• **PROBLEM**
Take all the material and copy it exactly.

(Data entries)
■ ■ ■ ■
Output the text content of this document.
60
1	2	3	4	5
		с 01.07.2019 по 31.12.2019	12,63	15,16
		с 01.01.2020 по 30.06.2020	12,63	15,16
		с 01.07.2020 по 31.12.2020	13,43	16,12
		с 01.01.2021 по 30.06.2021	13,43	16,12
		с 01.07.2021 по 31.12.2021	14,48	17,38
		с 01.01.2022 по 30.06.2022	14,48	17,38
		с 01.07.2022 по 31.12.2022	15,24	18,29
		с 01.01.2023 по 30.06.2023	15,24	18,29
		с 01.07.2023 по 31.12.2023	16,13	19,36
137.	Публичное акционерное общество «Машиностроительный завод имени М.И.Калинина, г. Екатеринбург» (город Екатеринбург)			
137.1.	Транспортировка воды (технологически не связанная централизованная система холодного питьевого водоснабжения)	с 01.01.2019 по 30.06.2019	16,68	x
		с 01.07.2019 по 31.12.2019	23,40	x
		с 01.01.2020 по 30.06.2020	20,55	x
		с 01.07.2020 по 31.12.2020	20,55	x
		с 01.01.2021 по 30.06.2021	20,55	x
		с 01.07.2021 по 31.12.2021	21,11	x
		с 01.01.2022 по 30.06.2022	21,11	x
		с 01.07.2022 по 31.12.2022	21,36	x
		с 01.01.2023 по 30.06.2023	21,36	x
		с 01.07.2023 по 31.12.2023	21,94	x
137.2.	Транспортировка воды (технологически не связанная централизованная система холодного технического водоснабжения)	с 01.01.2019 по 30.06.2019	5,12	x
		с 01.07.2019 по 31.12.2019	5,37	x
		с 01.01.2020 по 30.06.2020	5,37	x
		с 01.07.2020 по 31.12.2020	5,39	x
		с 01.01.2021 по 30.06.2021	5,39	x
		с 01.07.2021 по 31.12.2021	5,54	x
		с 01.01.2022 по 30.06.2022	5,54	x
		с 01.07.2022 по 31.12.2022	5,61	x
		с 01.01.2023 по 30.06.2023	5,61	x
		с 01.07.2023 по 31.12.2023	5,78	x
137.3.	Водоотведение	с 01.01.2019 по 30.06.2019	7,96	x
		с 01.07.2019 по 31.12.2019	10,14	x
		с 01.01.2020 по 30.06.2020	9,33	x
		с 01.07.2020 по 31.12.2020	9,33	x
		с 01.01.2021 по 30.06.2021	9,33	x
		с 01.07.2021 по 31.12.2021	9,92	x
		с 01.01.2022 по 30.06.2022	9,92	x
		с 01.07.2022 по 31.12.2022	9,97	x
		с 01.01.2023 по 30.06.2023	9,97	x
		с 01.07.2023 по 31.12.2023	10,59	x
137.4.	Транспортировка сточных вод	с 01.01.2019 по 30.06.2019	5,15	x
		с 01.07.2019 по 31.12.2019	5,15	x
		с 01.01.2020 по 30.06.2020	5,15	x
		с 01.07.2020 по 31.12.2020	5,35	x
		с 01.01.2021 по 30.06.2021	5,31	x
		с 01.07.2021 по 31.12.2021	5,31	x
■ ■ ■ ■
• **IN RESPONSE**
Output the text content of this document.
60
1	2	3	4	5
		с 01.07.2019 по 31.12.2019	12,63	15,16
		с 01.01.2020 по 30.06.2020	12,63	15,16
		с 01.07.2020 по 31.12.2020	13,43	16,12
		с 01.01.2021 по 30.06.2021	13,43	16,12
		с 01.07.2021 по 31.12.2021	14,48	17,38
		с 01.01.2022 по 30.06.2022	14,48	17,38
		с 01.07.2022 по 31.12.2022	15,24	18,29
		с 01.01.2023 по 30.06.2023	15,24	18,29
		с 01.07.2023 по 31.12.2023	16,13	19,36
137.	Публичное акционерное общество «Машиностроительный завод имени М.И.Калинина, г. Екатеринбург» (город Екатеринбург)			
137.1.	Транспортировка воды (технологически не связанная централизованная система холодного питьевого водоснабжения)	с 01.01.2019 по 30.06.2019	16,68	x
		с 01.07.2019 по 31.12.2019	23,40	x
		с 01.01.2020 по 30.06.2020	20,55	x
		с 01.07.2020 по 31.12.2020	20,55	x
		с 01.01.2021 по 30.06.2021	20,55	x
		с 01.07.2021 по 31.12.2021	21,11	x
		с 01.01.2022 по 30.06.2022	21,11	x
		с 01.07.2022 по 31.12.2022	21,36	x
		с 01.01.2023 по 30.06.2023	21,36	x
		с 01.07.2023 по 31.12.2023	21,94	x
137.2.	Транспортировка воды (технологически не связанная централизованная система холодного технического водоснабжения)	с 01.01.2019 по 30.06.2019	5,12	x
		с 01.07.2019 по 31.12.2019	5,37	x
		с 01.01.2020 по 30.06.2020	5,37	x
		с 01.07.2020 по 31.12.2020	5,39	x
		с 01.01.2021 по 30.06.2021	5,39	x
		с 01.07.2021 по 31.12.2021	5,54	x
		с 01.01.2022 по 30.06.2022	5,54	x
		с 01.07.2022 по 31.12.2022	5,61	x
		с 01.01.2023 по 30.06.2023	5,61	x
		с 01.07.2023 по 31.12.2023	5,78	x
137.3.	Водоотведение	с 01.01.2019 по 30.06.2019	7,96	x
		с 01.07.2019 по 31.12.2019	10,14	x
		с 01.01.2020 по 30.06.2020	9,33	x
		с 01.07.2020 по 31.12.2020	9,33	x
		с 01.01.2021 по 30.06.2021	9,33	x
		с 01.07.2021 по 31.12.2021	9,92	x
		с 01.01.2022 по 30.06.2022	9,92	x
		с 01.07.2022 по 31.12.2022	9,97	x
		с 01.01.2023 по 30.06.2023	9,97	x
		с 01.07.2023 по 31.12.2023	10,59	x
137.4.	Транспортировка сточных вод	с 01.01.2019 по 30.06.2019	5,15	x
		с 01.07.2019 по 31.12.2019	5,15	x
		с 01.01.2020 по 30.06.2020	5,15	x
		с 01.07.2020 по 31.12.2020	5,35	x
		с 01.01.2021 по 30.06.2021	5,31	x
		с 01.07.2021 по 31.12.2021	5,31	x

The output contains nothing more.